----- THE INPUT
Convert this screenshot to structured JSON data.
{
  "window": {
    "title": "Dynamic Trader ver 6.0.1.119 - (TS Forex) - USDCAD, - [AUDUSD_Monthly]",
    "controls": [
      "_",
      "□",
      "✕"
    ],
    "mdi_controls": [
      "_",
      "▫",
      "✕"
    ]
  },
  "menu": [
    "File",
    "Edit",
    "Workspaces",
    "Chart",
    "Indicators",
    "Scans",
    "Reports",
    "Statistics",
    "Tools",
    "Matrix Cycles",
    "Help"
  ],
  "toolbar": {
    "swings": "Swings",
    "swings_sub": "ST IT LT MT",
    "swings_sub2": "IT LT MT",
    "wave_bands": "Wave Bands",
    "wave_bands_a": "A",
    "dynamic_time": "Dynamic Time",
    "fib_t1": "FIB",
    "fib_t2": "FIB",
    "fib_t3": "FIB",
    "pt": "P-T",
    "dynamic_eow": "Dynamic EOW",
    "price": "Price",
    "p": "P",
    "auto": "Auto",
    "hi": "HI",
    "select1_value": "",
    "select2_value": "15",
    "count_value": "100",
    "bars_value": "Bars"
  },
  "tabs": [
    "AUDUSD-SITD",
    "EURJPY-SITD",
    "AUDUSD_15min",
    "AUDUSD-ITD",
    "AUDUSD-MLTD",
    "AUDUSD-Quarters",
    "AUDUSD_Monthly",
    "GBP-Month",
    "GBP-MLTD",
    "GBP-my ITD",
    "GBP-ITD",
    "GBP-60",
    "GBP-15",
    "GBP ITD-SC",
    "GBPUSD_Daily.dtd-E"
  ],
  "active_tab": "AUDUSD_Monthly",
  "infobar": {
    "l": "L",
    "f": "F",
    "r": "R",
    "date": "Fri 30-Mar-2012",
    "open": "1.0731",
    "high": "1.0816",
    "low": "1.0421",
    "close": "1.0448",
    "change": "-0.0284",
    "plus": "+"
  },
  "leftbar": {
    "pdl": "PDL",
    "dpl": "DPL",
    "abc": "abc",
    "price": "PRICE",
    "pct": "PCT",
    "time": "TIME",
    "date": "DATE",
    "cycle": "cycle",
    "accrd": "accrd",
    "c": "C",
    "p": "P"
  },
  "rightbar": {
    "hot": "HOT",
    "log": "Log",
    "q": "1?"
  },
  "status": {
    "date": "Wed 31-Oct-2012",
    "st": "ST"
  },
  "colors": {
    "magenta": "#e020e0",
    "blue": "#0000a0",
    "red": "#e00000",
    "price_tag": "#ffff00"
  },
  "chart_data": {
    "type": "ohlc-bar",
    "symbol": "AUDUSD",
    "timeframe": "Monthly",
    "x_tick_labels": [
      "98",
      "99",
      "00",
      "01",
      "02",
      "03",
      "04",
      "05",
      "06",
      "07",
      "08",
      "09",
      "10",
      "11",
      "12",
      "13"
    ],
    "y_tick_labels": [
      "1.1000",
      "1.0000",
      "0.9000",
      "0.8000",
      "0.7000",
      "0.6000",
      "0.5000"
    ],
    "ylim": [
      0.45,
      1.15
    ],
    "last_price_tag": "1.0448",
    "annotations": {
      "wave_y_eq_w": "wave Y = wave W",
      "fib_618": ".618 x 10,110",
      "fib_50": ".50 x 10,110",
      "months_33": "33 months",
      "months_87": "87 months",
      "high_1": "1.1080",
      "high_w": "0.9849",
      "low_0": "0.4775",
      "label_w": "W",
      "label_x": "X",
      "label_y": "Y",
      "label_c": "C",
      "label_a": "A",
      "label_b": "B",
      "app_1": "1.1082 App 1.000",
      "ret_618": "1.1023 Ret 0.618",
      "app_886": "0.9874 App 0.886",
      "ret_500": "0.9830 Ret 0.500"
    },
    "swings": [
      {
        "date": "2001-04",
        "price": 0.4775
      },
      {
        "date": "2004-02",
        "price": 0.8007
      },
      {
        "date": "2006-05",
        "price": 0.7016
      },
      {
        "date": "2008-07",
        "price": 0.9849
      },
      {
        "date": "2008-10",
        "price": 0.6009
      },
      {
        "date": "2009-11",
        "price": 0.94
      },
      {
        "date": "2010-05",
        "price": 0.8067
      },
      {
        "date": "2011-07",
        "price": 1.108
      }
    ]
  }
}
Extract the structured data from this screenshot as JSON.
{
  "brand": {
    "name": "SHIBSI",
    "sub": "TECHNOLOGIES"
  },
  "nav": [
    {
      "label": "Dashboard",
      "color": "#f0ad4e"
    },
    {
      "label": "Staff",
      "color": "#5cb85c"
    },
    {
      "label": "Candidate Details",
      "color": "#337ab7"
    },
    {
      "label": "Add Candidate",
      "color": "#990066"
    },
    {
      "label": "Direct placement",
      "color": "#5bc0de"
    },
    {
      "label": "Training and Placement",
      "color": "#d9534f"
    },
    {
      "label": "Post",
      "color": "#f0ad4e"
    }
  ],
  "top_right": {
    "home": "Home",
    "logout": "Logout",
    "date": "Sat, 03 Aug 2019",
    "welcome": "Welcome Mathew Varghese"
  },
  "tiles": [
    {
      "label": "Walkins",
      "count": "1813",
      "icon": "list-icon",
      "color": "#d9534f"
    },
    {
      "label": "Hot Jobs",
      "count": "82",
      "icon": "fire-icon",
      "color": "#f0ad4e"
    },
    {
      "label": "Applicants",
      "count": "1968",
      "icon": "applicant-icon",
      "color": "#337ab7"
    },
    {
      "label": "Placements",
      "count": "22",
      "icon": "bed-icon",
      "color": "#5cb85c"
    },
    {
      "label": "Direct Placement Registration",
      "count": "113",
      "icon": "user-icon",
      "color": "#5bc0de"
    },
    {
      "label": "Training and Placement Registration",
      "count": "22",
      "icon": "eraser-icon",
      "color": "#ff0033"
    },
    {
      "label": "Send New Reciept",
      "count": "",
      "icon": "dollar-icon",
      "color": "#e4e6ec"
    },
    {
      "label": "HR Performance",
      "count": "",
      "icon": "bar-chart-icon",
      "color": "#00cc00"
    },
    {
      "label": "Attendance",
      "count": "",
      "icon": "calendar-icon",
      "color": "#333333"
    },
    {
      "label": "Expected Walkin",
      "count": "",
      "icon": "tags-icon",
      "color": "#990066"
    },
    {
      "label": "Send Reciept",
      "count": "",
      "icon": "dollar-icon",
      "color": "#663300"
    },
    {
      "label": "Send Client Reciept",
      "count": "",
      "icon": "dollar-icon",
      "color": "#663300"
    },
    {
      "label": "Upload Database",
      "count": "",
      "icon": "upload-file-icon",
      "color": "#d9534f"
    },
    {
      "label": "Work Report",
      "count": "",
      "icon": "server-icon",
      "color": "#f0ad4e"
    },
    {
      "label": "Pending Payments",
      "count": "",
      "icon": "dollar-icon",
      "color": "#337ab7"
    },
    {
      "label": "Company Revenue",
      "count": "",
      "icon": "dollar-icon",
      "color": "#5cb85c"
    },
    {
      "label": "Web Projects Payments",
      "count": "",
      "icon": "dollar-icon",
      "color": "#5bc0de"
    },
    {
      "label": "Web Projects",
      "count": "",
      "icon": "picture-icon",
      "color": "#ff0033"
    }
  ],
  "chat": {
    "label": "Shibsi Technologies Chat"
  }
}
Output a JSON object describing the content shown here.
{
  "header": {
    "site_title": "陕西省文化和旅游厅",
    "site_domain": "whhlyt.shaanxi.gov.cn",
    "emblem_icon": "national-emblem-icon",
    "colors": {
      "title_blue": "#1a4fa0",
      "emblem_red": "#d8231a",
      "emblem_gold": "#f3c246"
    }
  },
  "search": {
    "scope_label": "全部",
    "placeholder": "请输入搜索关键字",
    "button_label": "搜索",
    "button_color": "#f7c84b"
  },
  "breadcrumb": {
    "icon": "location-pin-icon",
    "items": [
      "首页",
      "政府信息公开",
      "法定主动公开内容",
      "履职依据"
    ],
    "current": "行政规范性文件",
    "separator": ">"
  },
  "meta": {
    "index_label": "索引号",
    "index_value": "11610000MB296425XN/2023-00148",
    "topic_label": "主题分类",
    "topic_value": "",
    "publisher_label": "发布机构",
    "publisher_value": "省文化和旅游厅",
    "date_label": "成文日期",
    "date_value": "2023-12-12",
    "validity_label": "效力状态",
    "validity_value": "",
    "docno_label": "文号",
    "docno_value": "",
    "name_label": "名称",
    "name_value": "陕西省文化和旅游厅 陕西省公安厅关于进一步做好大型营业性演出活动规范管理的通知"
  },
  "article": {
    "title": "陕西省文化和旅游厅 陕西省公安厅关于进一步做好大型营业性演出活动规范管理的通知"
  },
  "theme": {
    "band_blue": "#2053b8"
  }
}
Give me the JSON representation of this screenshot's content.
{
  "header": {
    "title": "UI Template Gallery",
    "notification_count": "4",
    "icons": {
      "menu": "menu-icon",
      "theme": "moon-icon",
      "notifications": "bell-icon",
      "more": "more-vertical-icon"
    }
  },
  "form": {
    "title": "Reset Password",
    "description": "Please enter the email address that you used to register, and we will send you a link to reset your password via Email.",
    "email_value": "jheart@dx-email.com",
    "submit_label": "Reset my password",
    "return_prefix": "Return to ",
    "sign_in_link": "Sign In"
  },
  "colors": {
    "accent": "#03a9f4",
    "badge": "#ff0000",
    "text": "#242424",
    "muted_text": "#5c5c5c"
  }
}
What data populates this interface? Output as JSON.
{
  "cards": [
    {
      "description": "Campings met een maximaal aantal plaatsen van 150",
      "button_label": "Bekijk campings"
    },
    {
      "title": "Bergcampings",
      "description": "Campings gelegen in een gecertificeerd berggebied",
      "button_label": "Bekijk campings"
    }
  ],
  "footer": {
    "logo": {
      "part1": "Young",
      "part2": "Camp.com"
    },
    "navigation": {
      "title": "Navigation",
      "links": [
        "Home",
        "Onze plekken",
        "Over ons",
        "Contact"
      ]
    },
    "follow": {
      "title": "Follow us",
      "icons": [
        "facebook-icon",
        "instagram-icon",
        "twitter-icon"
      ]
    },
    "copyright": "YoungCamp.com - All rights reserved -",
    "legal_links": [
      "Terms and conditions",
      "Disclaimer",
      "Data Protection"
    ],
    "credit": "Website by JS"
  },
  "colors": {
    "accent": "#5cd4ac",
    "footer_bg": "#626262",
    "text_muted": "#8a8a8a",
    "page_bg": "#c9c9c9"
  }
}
----------
Find the word "Reciept" and list each line it appears in.

      "label": "Send New Reciept",
      "label": "Send Reciept",
      "label": "Send Client Reciept",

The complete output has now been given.